§ Requirement: Count up the lines in the following listing that hold the word "sets", then give only that count.

Data entries
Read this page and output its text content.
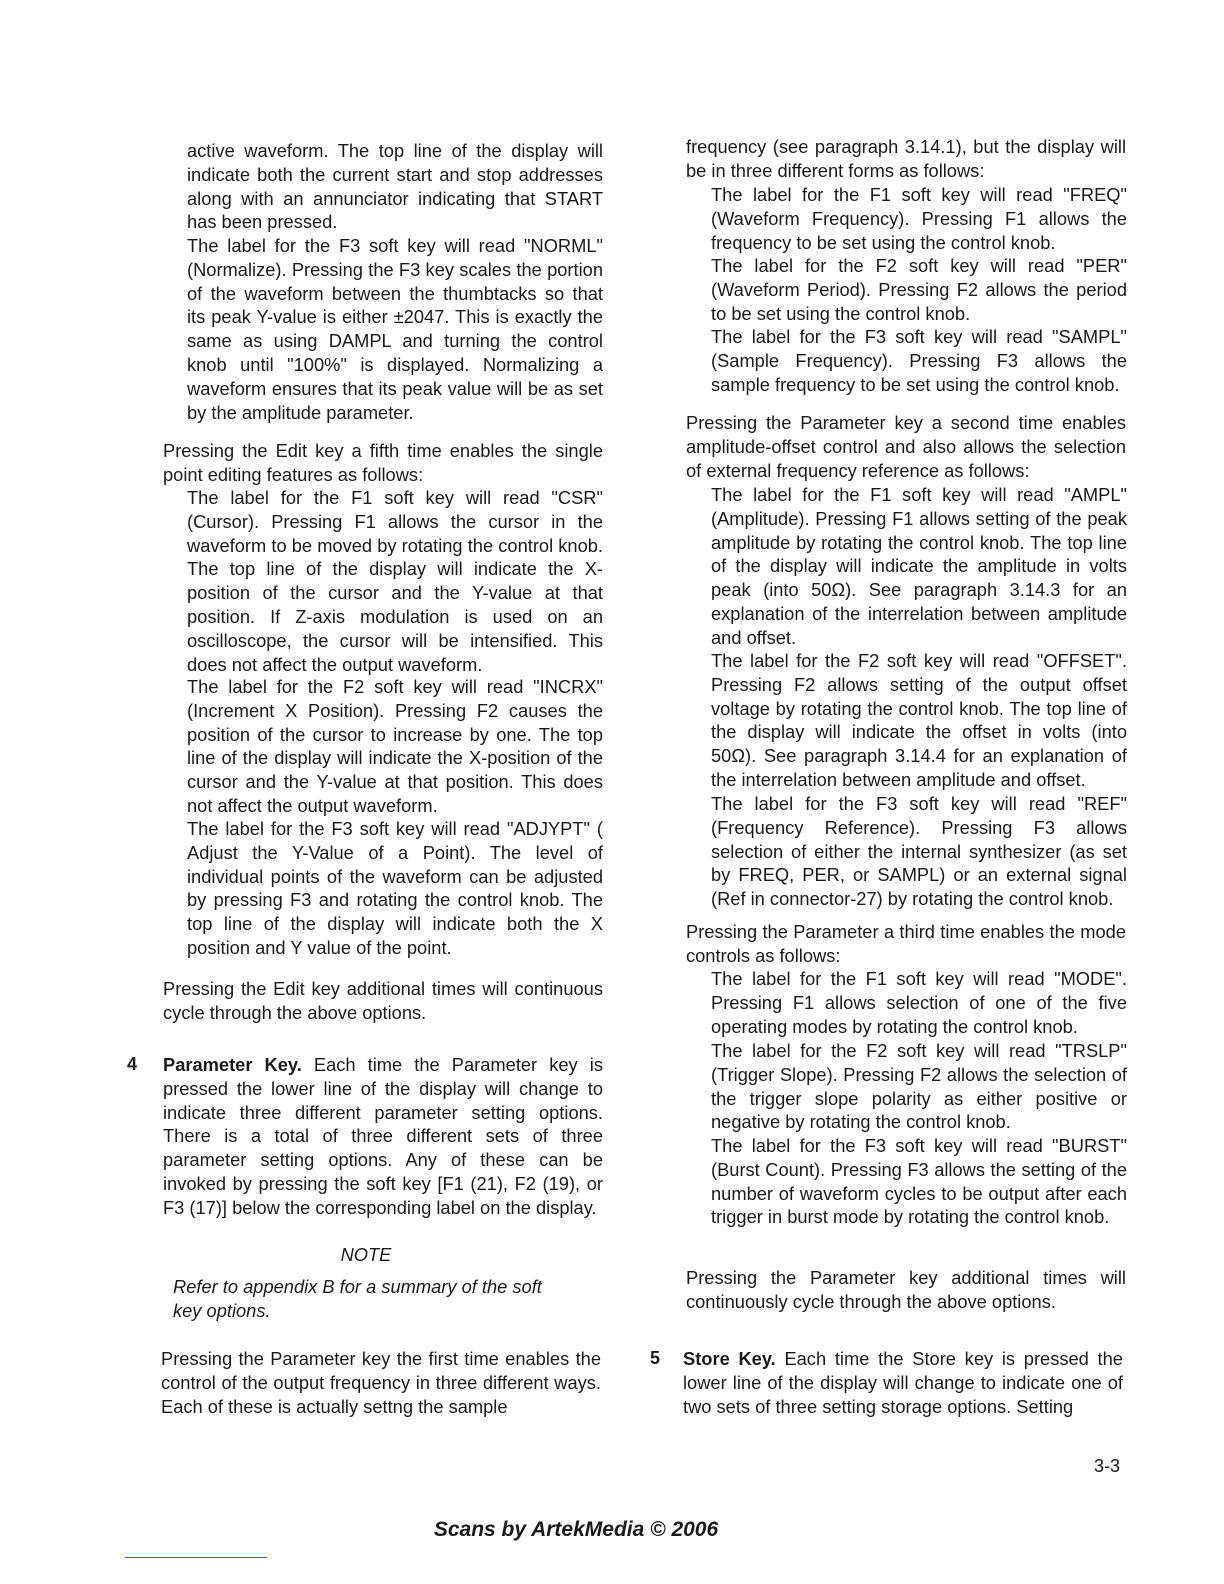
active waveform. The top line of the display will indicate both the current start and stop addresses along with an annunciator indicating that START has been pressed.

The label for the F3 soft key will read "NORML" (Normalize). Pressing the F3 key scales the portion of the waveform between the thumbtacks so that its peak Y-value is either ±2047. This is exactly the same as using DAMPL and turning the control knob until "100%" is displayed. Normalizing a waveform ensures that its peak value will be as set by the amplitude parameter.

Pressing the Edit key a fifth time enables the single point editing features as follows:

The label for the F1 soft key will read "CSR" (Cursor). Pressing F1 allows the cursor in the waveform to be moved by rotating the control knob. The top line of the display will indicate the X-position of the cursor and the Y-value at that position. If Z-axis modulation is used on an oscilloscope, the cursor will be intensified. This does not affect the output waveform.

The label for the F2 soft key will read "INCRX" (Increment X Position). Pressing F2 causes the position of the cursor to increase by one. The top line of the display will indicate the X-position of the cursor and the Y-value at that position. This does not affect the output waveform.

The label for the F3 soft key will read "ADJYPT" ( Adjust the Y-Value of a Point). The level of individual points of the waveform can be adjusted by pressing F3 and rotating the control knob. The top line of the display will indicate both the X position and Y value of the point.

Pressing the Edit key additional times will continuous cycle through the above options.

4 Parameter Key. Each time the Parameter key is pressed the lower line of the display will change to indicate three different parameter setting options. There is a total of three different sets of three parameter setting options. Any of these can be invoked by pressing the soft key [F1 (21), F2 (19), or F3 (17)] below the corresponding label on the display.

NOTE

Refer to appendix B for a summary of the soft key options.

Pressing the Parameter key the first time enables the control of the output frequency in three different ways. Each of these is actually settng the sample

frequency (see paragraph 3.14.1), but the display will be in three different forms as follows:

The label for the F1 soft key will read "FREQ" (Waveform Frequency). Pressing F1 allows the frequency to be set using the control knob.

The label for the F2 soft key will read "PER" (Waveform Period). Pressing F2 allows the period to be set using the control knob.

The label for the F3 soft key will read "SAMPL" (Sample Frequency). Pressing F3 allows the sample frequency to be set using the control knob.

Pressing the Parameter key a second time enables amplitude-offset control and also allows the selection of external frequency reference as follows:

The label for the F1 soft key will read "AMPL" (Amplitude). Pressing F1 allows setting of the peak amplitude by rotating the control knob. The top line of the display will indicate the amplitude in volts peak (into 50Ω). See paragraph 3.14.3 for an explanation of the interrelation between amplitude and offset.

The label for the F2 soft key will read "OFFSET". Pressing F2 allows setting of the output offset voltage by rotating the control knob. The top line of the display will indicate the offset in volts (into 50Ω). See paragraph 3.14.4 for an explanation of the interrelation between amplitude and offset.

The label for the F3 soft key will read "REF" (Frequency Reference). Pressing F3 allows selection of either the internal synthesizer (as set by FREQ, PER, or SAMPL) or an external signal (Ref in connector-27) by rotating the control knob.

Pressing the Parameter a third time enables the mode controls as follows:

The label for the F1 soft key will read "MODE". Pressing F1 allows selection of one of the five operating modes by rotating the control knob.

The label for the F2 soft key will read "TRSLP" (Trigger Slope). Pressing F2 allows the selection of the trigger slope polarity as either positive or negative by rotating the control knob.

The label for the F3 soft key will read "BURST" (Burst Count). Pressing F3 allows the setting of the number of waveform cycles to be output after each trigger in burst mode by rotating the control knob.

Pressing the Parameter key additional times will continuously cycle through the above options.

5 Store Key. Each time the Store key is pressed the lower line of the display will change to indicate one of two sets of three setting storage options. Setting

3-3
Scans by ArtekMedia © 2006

--

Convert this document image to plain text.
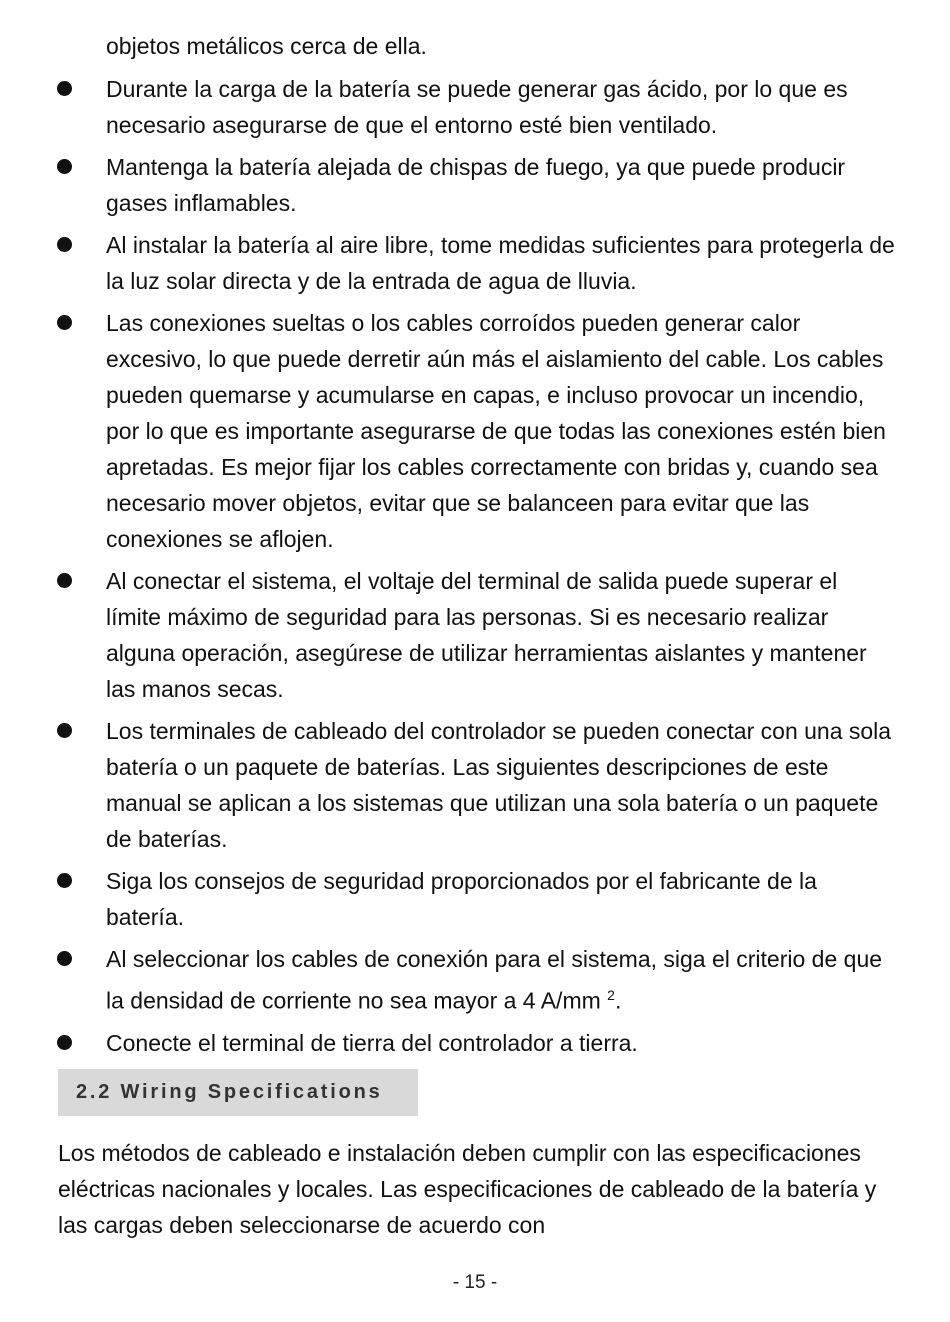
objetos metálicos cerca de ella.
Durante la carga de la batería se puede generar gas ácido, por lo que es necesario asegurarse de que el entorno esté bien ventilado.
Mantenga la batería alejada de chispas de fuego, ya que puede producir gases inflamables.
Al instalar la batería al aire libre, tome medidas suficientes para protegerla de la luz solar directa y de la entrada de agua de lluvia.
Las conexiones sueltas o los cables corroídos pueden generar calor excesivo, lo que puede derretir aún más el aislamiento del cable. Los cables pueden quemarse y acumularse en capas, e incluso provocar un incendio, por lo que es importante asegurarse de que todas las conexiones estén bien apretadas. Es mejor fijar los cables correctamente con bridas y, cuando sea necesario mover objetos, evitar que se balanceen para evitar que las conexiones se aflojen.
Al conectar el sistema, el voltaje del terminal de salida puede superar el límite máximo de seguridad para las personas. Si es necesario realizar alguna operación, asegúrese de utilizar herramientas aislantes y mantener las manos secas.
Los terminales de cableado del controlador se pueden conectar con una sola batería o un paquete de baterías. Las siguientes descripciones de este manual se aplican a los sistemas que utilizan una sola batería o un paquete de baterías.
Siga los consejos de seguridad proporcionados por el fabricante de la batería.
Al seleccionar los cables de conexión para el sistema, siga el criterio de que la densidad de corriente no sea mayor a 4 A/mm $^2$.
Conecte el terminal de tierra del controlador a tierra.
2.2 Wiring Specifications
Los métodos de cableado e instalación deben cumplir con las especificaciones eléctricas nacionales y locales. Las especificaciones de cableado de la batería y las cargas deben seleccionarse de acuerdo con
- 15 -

§ Response for this exercise: 2